> **Objective**
Determine how many lines of this material contain "keresztátmérővel". Give only the number.

> **Data shown**

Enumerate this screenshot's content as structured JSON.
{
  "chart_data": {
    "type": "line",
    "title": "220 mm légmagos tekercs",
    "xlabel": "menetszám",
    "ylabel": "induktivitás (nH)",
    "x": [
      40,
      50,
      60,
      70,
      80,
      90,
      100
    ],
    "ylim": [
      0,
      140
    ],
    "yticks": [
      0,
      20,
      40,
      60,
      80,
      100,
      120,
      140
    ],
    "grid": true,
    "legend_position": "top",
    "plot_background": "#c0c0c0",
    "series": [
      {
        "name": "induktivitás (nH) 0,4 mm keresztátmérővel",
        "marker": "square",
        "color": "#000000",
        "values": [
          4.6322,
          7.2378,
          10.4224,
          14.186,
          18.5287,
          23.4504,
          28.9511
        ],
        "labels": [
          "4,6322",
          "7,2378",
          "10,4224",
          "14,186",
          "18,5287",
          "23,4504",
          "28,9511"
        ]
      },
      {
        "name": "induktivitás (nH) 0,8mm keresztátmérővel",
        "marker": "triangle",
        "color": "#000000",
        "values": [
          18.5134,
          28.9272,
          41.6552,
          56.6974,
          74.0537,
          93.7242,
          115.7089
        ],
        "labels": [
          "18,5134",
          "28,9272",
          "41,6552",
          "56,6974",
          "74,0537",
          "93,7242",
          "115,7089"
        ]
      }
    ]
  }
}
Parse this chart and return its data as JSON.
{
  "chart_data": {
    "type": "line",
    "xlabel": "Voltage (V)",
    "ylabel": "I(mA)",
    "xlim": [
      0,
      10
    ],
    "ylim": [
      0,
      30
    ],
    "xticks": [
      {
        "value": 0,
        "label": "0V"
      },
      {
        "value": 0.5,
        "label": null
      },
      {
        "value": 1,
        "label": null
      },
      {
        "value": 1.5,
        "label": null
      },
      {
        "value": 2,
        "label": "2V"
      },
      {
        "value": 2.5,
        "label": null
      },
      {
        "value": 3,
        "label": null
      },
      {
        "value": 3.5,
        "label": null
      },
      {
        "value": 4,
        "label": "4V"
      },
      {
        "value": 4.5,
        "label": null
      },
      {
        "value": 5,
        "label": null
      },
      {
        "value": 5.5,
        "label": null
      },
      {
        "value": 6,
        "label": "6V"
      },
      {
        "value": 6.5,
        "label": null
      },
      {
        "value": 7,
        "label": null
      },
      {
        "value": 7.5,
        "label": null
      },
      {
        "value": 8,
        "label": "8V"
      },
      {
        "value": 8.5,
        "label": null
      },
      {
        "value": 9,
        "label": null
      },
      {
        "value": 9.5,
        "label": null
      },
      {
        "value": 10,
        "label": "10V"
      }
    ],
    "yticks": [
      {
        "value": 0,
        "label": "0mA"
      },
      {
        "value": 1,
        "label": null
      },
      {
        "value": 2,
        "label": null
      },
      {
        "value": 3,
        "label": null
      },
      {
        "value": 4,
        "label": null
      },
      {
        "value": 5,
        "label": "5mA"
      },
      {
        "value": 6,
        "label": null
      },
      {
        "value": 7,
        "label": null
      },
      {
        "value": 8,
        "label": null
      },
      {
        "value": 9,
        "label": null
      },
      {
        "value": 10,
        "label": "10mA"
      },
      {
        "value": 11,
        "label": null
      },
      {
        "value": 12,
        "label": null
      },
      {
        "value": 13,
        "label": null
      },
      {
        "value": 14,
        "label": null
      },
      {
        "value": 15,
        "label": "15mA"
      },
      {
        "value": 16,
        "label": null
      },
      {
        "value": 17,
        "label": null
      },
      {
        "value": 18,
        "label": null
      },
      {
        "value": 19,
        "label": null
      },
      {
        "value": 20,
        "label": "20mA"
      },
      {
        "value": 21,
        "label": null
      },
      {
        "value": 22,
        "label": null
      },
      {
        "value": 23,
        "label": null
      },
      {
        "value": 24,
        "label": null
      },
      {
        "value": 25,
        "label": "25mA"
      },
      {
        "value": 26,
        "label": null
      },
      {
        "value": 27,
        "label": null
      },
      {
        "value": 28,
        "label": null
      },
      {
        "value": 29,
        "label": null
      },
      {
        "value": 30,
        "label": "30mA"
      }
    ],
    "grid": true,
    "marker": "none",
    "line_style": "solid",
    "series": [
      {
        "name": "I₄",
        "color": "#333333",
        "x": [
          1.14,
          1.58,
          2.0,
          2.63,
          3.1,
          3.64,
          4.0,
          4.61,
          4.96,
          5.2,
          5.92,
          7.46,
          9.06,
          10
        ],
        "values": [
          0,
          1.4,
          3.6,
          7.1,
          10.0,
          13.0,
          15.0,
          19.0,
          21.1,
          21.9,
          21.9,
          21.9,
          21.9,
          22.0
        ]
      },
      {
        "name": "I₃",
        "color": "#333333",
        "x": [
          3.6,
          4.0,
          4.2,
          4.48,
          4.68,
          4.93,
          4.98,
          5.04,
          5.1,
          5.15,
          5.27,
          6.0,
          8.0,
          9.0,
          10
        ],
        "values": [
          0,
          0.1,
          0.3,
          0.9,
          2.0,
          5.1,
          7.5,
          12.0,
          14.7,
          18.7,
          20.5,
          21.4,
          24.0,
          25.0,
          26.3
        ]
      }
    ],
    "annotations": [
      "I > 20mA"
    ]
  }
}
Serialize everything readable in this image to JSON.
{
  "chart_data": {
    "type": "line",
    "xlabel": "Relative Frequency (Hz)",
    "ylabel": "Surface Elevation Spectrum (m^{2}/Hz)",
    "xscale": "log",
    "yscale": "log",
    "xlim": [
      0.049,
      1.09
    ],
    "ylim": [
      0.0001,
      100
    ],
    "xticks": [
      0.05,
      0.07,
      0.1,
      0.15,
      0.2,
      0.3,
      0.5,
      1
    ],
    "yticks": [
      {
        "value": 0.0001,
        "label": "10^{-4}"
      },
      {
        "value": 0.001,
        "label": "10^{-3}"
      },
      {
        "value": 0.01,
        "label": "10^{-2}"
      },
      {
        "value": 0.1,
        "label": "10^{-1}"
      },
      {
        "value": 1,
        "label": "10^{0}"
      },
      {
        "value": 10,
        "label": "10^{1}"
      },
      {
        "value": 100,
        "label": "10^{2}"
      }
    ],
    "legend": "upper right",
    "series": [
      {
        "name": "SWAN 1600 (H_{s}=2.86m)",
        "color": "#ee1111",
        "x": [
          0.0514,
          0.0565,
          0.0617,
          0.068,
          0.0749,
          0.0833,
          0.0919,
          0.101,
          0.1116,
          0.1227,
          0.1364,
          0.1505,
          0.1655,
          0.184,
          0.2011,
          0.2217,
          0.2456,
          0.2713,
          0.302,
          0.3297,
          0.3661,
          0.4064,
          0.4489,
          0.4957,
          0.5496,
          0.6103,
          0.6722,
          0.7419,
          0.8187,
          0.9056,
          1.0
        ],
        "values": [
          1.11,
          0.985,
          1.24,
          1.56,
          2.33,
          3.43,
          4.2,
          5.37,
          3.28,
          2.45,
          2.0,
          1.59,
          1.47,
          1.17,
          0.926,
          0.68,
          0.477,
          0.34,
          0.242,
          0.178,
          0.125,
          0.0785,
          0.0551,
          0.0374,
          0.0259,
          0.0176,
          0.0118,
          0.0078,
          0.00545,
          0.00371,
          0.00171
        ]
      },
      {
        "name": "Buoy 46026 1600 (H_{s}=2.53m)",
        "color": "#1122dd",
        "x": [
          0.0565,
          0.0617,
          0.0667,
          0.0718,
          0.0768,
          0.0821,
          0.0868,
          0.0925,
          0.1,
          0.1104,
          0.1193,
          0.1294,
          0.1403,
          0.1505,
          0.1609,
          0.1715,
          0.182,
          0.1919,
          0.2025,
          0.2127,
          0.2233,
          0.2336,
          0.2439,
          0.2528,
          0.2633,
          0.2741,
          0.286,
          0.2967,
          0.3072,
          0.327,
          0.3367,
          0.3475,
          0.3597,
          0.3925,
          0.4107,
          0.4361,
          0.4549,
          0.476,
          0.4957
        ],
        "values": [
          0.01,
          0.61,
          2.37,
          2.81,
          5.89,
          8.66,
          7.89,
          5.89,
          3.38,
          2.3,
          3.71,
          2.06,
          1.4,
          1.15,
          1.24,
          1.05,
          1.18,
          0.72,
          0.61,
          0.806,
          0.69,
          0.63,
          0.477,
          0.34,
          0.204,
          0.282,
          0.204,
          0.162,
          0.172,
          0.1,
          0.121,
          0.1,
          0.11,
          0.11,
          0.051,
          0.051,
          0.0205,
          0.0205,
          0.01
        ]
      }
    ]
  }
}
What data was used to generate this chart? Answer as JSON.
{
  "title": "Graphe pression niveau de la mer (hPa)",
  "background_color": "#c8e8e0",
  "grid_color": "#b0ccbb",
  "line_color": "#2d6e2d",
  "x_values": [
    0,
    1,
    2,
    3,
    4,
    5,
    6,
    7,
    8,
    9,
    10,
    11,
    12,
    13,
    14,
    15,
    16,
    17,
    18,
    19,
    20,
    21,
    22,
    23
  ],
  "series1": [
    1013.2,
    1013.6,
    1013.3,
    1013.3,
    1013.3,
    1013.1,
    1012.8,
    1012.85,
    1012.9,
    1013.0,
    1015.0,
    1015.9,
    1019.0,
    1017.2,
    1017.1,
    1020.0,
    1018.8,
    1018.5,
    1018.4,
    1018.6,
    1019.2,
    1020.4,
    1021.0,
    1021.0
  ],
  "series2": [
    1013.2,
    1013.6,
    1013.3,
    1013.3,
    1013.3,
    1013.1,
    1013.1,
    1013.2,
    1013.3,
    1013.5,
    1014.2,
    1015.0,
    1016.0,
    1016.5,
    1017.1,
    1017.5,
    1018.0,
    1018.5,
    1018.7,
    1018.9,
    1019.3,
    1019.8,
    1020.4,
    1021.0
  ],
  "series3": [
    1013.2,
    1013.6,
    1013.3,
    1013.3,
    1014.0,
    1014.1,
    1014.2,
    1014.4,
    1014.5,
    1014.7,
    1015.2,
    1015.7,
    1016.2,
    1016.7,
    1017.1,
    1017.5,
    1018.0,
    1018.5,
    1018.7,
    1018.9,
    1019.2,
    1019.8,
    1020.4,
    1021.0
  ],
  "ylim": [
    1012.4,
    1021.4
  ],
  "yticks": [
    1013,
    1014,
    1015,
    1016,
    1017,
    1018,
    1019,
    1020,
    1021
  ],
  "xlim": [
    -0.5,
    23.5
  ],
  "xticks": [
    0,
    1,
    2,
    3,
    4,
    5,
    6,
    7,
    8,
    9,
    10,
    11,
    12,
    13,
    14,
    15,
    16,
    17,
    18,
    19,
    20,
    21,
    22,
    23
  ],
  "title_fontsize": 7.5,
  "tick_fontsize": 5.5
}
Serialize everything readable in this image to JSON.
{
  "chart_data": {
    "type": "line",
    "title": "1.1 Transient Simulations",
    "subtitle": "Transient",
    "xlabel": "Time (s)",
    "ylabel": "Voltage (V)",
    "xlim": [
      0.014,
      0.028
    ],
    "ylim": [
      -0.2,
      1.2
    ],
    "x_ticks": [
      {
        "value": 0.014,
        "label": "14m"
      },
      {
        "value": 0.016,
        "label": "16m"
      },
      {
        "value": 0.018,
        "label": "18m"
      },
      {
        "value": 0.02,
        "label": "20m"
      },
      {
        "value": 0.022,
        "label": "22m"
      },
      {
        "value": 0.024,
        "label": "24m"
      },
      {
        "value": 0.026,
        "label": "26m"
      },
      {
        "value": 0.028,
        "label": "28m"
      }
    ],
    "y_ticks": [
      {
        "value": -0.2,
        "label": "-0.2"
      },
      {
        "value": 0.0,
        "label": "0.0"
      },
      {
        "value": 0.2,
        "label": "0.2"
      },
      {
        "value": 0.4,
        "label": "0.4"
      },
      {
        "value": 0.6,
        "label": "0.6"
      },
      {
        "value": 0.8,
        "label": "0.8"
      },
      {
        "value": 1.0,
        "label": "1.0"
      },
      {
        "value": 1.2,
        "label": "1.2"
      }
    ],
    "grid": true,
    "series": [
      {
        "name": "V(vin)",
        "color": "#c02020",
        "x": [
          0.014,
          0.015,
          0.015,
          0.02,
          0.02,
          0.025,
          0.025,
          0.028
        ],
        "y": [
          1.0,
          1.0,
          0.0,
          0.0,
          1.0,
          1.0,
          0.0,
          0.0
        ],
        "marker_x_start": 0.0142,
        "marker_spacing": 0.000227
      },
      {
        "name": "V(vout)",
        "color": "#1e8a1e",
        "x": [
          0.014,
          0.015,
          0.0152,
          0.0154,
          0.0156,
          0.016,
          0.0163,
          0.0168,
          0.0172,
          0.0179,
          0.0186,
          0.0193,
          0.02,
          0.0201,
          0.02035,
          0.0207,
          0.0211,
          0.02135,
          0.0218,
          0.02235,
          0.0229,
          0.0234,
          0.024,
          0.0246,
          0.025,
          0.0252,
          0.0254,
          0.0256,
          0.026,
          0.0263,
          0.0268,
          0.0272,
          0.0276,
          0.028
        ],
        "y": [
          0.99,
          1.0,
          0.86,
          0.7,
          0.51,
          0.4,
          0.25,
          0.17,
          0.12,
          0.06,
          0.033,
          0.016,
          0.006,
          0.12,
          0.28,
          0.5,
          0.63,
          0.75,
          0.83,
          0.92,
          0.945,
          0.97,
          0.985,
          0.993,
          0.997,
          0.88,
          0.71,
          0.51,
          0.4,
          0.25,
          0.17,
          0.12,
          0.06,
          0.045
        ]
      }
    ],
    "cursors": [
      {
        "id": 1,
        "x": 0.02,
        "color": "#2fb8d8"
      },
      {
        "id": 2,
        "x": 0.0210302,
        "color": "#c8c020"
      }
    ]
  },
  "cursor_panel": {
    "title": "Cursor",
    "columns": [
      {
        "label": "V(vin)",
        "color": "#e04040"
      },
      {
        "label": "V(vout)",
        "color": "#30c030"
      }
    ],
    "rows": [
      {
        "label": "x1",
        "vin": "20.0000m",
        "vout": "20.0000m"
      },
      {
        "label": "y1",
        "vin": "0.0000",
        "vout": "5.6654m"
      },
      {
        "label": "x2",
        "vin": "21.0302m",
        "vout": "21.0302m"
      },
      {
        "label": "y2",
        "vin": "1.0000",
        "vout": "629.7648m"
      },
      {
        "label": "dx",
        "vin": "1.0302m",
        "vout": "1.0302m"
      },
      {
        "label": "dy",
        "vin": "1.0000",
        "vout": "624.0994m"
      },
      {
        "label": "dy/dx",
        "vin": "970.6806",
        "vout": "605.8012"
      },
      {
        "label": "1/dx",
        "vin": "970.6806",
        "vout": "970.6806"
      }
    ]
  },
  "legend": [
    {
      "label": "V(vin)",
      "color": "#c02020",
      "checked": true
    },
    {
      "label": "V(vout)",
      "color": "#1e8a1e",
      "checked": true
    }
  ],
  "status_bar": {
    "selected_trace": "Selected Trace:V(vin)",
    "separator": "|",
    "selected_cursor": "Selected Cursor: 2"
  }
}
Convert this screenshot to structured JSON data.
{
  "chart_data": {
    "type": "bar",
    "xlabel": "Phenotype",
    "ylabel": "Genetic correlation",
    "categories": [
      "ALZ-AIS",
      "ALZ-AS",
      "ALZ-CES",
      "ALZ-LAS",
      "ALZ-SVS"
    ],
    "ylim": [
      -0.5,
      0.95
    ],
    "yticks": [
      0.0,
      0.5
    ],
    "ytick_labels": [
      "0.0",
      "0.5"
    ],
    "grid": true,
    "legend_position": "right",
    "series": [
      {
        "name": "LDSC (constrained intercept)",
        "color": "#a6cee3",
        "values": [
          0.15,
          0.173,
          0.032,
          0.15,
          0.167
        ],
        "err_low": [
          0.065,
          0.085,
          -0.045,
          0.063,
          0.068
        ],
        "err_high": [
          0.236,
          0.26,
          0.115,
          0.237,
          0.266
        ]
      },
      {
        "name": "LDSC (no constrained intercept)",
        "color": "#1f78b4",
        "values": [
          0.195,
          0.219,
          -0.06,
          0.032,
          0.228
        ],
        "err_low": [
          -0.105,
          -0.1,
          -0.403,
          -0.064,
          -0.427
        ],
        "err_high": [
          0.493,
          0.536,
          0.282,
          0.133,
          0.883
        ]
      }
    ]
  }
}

> **Correct answer**
2